Search the data below for the word "KULLANICILAR" and copy each line that holds it.

§

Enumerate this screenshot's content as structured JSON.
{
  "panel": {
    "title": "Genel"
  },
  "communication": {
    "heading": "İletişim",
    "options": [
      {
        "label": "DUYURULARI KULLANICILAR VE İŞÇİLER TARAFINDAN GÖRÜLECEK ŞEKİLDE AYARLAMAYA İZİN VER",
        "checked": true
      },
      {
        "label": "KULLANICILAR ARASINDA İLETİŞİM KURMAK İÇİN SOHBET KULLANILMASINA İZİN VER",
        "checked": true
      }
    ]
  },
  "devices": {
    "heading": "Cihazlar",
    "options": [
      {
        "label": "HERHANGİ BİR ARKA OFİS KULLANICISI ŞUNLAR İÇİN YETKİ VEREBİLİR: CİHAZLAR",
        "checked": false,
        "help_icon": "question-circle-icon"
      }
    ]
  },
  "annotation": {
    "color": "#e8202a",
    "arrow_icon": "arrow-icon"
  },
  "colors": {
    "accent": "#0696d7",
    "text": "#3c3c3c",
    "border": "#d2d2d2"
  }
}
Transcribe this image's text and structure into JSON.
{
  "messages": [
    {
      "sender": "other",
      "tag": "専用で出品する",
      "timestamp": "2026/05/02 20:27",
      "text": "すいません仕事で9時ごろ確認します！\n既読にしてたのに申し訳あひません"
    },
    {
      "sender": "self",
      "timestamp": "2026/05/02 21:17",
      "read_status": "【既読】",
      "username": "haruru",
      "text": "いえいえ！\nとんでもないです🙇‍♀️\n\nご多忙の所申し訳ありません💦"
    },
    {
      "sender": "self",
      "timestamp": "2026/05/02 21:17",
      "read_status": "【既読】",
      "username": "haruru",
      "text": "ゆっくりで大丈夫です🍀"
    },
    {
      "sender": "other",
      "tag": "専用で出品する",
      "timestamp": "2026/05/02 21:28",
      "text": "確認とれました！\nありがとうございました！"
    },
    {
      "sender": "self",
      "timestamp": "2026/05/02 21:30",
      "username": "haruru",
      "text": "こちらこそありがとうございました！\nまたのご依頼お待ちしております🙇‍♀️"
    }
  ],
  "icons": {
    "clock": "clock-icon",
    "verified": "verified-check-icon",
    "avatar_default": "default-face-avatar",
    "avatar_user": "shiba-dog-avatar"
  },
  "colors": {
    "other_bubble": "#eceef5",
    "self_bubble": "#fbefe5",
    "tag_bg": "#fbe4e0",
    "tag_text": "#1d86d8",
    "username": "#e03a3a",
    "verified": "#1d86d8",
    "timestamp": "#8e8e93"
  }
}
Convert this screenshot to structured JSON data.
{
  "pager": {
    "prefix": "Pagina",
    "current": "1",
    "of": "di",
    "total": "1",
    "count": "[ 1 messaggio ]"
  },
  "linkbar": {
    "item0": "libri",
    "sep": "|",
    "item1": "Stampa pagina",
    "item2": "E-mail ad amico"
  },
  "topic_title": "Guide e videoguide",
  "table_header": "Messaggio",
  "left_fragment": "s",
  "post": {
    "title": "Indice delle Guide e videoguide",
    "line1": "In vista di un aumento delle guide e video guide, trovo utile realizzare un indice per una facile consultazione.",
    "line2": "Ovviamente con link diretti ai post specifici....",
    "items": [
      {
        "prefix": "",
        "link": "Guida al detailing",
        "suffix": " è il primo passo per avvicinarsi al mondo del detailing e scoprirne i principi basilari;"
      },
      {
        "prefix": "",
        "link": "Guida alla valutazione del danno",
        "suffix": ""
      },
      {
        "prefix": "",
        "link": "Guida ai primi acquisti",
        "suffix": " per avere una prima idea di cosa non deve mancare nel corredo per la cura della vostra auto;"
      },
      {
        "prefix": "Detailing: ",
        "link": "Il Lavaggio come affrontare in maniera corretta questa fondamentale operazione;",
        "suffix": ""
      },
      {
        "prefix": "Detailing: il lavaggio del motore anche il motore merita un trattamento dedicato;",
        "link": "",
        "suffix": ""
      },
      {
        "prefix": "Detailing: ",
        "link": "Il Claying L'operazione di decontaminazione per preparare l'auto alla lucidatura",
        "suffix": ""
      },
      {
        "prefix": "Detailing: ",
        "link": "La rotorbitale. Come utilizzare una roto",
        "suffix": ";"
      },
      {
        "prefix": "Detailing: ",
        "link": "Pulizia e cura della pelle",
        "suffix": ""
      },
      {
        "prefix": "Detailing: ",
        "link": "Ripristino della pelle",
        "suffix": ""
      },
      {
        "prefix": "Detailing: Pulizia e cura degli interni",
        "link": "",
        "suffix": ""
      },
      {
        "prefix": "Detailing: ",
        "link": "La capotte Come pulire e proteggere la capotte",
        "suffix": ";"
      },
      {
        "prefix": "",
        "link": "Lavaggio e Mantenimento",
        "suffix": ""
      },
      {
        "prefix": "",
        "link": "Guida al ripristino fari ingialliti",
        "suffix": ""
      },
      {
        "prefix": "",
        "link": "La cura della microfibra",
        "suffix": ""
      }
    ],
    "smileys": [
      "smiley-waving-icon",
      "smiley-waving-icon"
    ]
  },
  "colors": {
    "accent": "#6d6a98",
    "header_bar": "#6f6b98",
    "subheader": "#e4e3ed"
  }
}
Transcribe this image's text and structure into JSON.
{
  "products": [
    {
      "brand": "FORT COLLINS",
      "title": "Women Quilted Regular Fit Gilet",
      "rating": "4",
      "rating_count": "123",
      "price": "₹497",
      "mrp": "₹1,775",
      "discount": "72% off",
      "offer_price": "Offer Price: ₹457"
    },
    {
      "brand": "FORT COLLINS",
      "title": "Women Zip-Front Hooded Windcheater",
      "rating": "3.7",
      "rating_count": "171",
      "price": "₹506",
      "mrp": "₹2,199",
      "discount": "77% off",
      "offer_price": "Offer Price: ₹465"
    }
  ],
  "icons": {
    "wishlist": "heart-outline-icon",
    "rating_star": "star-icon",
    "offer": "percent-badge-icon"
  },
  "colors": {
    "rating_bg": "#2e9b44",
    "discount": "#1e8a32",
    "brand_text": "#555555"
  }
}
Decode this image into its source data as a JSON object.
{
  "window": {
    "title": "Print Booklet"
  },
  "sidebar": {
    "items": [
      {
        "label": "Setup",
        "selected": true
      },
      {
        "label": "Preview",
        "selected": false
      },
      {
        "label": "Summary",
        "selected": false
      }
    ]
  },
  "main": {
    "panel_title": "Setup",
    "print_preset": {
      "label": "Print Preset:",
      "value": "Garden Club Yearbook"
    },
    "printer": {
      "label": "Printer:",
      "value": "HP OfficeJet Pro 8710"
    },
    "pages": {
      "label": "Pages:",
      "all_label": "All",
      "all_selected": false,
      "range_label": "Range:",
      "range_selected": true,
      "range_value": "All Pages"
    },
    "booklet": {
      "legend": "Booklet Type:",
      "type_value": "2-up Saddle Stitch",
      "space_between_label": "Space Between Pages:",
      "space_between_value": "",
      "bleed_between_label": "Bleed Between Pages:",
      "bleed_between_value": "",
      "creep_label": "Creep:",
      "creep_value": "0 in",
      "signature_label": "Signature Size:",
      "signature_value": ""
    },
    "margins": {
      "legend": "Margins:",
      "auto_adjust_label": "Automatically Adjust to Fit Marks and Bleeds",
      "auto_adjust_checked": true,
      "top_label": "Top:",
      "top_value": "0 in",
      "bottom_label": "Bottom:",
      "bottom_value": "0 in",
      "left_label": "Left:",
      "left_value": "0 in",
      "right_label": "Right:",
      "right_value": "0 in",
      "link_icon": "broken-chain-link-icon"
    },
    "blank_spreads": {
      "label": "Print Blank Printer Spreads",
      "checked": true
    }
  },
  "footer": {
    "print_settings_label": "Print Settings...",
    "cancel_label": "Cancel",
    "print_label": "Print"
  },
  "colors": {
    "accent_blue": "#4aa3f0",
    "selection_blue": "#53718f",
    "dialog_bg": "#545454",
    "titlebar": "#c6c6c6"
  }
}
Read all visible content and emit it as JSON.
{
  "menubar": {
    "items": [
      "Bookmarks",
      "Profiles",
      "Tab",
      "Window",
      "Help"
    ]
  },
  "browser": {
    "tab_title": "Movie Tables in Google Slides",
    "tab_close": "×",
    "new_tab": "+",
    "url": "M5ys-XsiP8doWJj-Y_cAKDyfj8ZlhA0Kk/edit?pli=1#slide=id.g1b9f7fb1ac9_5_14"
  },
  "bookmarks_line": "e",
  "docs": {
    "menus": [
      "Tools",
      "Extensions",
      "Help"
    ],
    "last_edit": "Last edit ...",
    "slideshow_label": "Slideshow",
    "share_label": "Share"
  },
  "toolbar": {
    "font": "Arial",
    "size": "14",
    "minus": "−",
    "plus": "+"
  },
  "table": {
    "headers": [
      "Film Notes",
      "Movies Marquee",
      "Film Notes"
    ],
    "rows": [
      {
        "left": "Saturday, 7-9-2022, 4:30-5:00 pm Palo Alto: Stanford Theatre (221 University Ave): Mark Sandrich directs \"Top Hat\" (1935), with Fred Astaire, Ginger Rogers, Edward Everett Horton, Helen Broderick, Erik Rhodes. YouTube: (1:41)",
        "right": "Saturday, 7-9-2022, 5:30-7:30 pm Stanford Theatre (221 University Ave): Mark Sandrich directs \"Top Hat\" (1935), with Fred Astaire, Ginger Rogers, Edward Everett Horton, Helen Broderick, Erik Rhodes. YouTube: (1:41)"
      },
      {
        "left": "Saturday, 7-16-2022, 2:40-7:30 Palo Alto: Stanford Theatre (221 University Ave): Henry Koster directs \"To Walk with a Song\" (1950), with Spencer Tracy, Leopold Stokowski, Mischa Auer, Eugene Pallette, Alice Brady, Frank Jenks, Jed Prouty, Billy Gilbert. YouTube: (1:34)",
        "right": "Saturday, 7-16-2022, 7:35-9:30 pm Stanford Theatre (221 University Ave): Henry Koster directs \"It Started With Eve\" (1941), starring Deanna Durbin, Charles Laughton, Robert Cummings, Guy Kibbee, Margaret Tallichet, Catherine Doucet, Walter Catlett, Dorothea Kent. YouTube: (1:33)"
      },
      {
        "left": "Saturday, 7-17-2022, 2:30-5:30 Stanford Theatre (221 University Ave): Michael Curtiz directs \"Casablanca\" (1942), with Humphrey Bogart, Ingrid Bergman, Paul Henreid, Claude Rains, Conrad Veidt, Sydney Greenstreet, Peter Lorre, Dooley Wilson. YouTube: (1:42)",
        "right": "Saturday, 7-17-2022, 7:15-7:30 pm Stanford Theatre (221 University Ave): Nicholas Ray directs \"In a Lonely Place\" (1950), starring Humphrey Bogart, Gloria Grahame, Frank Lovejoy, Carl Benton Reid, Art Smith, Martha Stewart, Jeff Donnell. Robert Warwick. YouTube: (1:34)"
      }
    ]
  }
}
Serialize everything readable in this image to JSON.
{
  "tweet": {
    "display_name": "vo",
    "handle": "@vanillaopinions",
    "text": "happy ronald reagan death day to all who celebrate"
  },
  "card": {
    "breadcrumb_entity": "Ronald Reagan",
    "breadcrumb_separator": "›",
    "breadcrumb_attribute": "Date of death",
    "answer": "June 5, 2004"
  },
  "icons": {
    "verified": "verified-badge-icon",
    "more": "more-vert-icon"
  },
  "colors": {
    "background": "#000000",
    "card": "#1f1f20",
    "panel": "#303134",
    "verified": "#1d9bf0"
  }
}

§

# The solution
        "label": "DUYURULARI KULLANICILAR VE İŞÇİLER TARAFINDAN GÖRÜLECEK ŞEKİLDE AYARLAMAYA İZİN VER",
        "label": "KULLANICILAR ARASINDA İLETİŞİM KURMAK İÇİN SOHBET KULLANILMASINA İZİN VER",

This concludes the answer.